Aim of the exercise |
Write out all of the lines below, exactly and completely.

## BEGIN Source data

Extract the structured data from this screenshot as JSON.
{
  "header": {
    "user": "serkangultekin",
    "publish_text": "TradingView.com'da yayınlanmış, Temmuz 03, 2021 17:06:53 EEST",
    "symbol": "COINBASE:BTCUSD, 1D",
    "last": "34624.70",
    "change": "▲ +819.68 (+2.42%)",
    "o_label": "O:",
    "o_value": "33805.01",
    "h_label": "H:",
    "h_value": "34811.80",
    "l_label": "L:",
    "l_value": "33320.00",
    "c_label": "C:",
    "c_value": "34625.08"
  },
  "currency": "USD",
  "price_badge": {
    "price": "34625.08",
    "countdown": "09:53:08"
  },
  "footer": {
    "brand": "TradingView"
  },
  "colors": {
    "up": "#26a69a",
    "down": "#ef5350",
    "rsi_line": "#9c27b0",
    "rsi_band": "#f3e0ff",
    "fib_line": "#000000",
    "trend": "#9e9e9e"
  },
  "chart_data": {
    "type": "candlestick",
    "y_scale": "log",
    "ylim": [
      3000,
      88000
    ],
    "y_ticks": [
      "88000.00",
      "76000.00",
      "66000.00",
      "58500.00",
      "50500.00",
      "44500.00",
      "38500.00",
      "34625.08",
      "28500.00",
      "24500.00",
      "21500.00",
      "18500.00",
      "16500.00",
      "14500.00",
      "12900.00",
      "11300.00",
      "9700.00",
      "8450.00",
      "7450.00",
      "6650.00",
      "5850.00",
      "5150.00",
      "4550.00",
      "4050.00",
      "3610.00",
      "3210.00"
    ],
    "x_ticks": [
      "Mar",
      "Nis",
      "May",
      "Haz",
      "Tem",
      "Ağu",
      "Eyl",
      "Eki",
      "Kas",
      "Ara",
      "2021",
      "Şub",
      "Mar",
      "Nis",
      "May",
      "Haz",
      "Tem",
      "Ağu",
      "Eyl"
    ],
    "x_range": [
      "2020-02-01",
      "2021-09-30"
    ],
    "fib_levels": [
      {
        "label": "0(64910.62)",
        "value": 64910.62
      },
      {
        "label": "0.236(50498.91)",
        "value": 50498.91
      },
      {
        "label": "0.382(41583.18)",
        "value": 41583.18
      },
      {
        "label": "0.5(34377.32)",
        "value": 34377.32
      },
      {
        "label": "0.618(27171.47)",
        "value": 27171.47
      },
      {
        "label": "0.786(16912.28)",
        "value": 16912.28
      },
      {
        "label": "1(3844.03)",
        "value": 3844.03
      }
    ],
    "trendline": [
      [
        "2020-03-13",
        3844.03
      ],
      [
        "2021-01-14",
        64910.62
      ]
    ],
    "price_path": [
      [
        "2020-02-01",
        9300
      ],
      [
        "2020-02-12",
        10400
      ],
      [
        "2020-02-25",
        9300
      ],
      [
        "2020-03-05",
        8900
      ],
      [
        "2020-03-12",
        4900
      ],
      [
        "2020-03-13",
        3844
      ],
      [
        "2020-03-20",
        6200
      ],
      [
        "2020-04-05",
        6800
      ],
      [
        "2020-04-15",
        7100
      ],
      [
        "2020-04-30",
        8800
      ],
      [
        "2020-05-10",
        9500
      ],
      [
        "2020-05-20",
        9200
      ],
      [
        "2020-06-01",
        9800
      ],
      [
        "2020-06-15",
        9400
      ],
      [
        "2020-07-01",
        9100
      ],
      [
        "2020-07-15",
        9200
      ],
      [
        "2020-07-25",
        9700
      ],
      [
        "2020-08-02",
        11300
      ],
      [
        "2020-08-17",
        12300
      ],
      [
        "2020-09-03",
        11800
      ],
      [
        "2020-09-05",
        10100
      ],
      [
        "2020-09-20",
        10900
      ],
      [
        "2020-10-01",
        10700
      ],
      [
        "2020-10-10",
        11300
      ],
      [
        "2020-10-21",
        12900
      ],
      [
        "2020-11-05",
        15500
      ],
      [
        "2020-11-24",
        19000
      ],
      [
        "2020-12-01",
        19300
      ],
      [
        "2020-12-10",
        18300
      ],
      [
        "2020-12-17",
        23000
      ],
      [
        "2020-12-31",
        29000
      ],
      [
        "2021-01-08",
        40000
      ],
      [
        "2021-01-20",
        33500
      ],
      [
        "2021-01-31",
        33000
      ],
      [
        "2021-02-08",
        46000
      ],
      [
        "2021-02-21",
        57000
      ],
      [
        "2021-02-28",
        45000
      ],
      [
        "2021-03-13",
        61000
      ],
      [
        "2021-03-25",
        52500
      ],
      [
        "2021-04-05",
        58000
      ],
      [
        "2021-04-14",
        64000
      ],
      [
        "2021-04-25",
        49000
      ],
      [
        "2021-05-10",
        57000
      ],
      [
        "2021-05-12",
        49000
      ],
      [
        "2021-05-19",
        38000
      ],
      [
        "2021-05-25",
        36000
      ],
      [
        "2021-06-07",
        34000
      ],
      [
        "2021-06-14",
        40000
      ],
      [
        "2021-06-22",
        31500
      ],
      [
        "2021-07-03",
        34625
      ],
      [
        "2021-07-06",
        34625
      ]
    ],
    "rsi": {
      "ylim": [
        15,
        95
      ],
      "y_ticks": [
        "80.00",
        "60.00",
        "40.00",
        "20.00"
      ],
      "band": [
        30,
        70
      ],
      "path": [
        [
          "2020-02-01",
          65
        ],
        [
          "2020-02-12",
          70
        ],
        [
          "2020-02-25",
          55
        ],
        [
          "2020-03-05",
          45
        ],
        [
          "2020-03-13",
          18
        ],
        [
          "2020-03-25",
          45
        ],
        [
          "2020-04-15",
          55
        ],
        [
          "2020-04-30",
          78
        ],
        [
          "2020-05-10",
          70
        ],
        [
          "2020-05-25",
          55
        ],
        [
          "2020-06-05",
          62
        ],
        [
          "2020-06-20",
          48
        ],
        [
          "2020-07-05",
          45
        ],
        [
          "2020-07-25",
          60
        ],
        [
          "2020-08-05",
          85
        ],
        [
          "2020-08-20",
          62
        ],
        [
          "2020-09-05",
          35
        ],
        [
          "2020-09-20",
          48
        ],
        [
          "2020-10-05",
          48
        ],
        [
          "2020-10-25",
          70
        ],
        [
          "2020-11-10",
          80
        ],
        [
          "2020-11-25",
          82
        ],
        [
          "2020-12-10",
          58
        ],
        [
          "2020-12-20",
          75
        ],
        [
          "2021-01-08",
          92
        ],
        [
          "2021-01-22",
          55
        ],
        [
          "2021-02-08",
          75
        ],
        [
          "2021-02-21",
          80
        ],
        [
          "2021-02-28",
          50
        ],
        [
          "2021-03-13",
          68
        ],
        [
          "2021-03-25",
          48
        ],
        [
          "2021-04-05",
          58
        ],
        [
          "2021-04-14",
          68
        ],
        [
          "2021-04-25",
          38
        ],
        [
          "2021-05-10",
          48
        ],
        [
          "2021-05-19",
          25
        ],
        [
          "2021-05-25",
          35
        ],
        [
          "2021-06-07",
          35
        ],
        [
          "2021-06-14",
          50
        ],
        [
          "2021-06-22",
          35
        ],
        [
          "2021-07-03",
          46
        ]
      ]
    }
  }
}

## END Source data

Reply to the exercise |
Extract the structured data from this screenshot as JSON.
{
  "header": {
    "user": "serkangultekin",
    "publish_text": "TradingView.com'da yayınlanmış, Temmuz 03, 2021 17:06:53 EEST",
    "symbol": "COINBASE:BTCUSD, 1D",
    "last": "34624.70",
    "change": "▲ +819.68 (+2.42%)",
    "o_label": "O:",
    "o_value": "33805.01",
    "h_label": "H:",
    "h_value": "34811.80",
    "l_label": "L:",
    "l_value": "33320.00",
    "c_label": "C:",
    "c_value": "34625.08"
  },
  "currency": "USD",
  "price_badge": {
    "price": "34625.08",
    "countdown": "09:53:08"
  },
  "footer": {
    "brand": "TradingView"
  },
  "colors": {
    "up": "#26a69a",
    "down": "#ef5350",
    "rsi_line": "#9c27b0",
    "rsi_band": "#f3e0ff",
    "fib_line": "#000000",
    "trend": "#9e9e9e"
  },
  "chart_data": {
    "type": "candlestick",
    "y_scale": "log",
    "ylim": [
      3000,
      88000
    ],
    "y_ticks": [
      "88000.00",
      "76000.00",
      "66000.00",
      "58500.00",
      "50500.00",
      "44500.00",
      "38500.00",
      "34625.08",
      "28500.00",
      "24500.00",
      "21500.00",
      "18500.00",
      "16500.00",
      "14500.00",
      "12900.00",
      "11300.00",
      "9700.00",
      "8450.00",
      "7450.00",
      "6650.00",
      "5850.00",
      "5150.00",
      "4550.00",
      "4050.00",
      "3610.00",
      "3210.00"
    ],
    "x_ticks": [
      "Mar",
      "Nis",
      "May",
      "Haz",
      "Tem",
      "Ağu",
      "Eyl",
      "Eki",
      "Kas",
      "Ara",
      "2021",
      "Şub",
      "Mar",
      "Nis",
      "May",
      "Haz",
      "Tem",
      "Ağu",
      "Eyl"
    ],
    "x_range": [
      "2020-02-01",
      "2021-09-30"
    ],
    "fib_levels": [
      {
        "label": "0(64910.62)",
        "value": 64910.62
      },
      {
        "label": "0.236(50498.91)",
        "value": 50498.91
      },
      {
        "label": "0.382(41583.18)",
        "value": 41583.18
      },
      {
        "label": "0.5(34377.32)",
        "value": 34377.32
      },
      {
        "label": "0.618(27171.47)",
        "value": 27171.47
      },
      {
        "label": "0.786(16912.28)",
        "value": 16912.28
      },
      {
        "label": "1(3844.03)",
        "value": 3844.03
      }
    ],
    "trendline": [
      [
        "2020-03-13",
        3844.03
      ],
      [
        "2021-01-14",
        64910.62
      ]
    ],
    "price_path": [
      [
        "2020-02-01",
        9300
      ],
      [
        "2020-02-12",
        10400
      ],
      [
        "2020-02-25",
        9300
      ],
      [
        "2020-03-05",
        8900
      ],
      [
        "2020-03-12",
        4900
      ],
      [
        "2020-03-13",
        3844
      ],
      [
        "2020-03-20",
        6200
      ],
      [
        "2020-04-05",
        6800
      ],
      [
        "2020-04-15",
        7100
      ],
      [
        "2020-04-30",
        8800
      ],
      [
        "2020-05-10",
        9500
      ],
      [
        "2020-05-20",
        9200
      ],
      [
        "2020-06-01",
        9800
      ],
      [
        "2020-06-15",
        9400
      ],
      [
        "2020-07-01",
        9100
      ],
      [
        "2020-07-15",
        9200
      ],
      [
        "2020-07-25",
        9700
      ],
      [
        "2020-08-02",
        11300
      ],
      [
        "2020-08-17",
        12300
      ],
      [
        "2020-09-03",
        11800
      ],
      [
        "2020-09-05",
        10100
      ],
      [
        "2020-09-20",
        10900
      ],
      [
        "2020-10-01",
        10700
      ],
      [
        "2020-10-10",
        11300
      ],
      [
        "2020-10-21",
        12900
      ],
      [
        "2020-11-05",
        15500
      ],
      [
        "2020-11-24",
        19000
      ],
      [
        "2020-12-01",
        19300
      ],
      [
        "2020-12-10",
        18300
      ],
      [
        "2020-12-17",
        23000
      ],
      [
        "2020-12-31",
        29000
      ],
      [
        "2021-01-08",
        40000
      ],
      [
        "2021-01-20",
        33500
      ],
      [
        "2021-01-31",
        33000
      ],
      [
        "2021-02-08",
        46000
      ],
      [
        "2021-02-21",
        57000
      ],
      [
        "2021-02-28",
        45000
      ],
      [
        "2021-03-13",
        61000
      ],
      [
        "2021-03-25",
        52500
      ],
      [
        "2021-04-05",
        58000
      ],
      [
        "2021-04-14",
        64000
      ],
      [
        "2021-04-25",
        49000
      ],
      [
        "2021-05-10",
        57000
      ],
      [
        "2021-05-12",
        49000
      ],
      [
        "2021-05-19",
        38000
      ],
      [
        "2021-05-25",
        36000
      ],
      [
        "2021-06-07",
        34000
      ],
      [
        "2021-06-14",
        40000
      ],
      [
        "2021-06-22",
        31500
      ],
      [
        "2021-07-03",
        34625
      ],
      [
        "2021-07-06",
        34625
      ]
    ],
    "rsi": {
      "ylim": [
        15,
        95
      ],
      "y_ticks": [
        "80.00",
        "60.00",
        "40.00",
        "20.00"
      ],
      "band": [
        30,
        70
      ],
      "path": [
        [
          "2020-02-01",
          65
        ],
        [
          "2020-02-12",
          70
        ],
        [
          "2020-02-25",
          55
        ],
        [
          "2020-03-05",
          45
        ],
        [
          "2020-03-13",
          18
        ],
        [
          "2020-03-25",
          45
        ],
        [
          "2020-04-15",
          55
        ],
        [
          "2020-04-30",
          78
        ],
        [
          "2020-05-10",
          70
        ],
        [
          "2020-05-25",
          55
        ],
        [
          "2020-06-05",
          62
        ],
        [
          "2020-06-20",
          48
        ],
        [
          "2020-07-05",
          45
        ],
        [
          "2020-07-25",
          60
        ],
        [
          "2020-08-05",
          85
        ],
        [
          "2020-08-20",
          62
        ],
        [
          "2020-09-05",
          35
        ],
        [
          "2020-09-20",
          48
        ],
        [
          "2020-10-05",
          48
        ],
        [
          "2020-10-25",
          70
        ],
        [
          "2020-11-10",
          80
        ],
        [
          "2020-11-25",
          82
        ],
        [
          "2020-12-10",
          58
        ],
        [
          "2020-12-20",
          75
        ],
        [
          "2021-01-08",
          92
        ],
        [
          "2021-01-22",
          55
        ],
        [
          "2021-02-08",
          75
        ],
        [
          "2021-02-21",
          80
        ],
        [
          "2021-02-28",
          50
        ],
        [
          "2021-03-13",
          68
        ],
        [
          "2021-03-25",
          48
        ],
        [
          "2021-04-05",
          58
        ],
        [
          "2021-04-14",
          68
        ],
        [
          "2021-04-25",
          38
        ],
        [
          "2021-05-10",
          48
        ],
        [
          "2021-05-19",
          25
        ],
        [
          "2021-05-25",
          35
        ],
        [
          "2021-06-07",
          35
        ],
        [
          "2021-06-14",
          50
        ],
        [
          "2021-06-22",
          35
        ],
        [
          "2021-07-03",
          46
        ]
      ]
    }
  }
}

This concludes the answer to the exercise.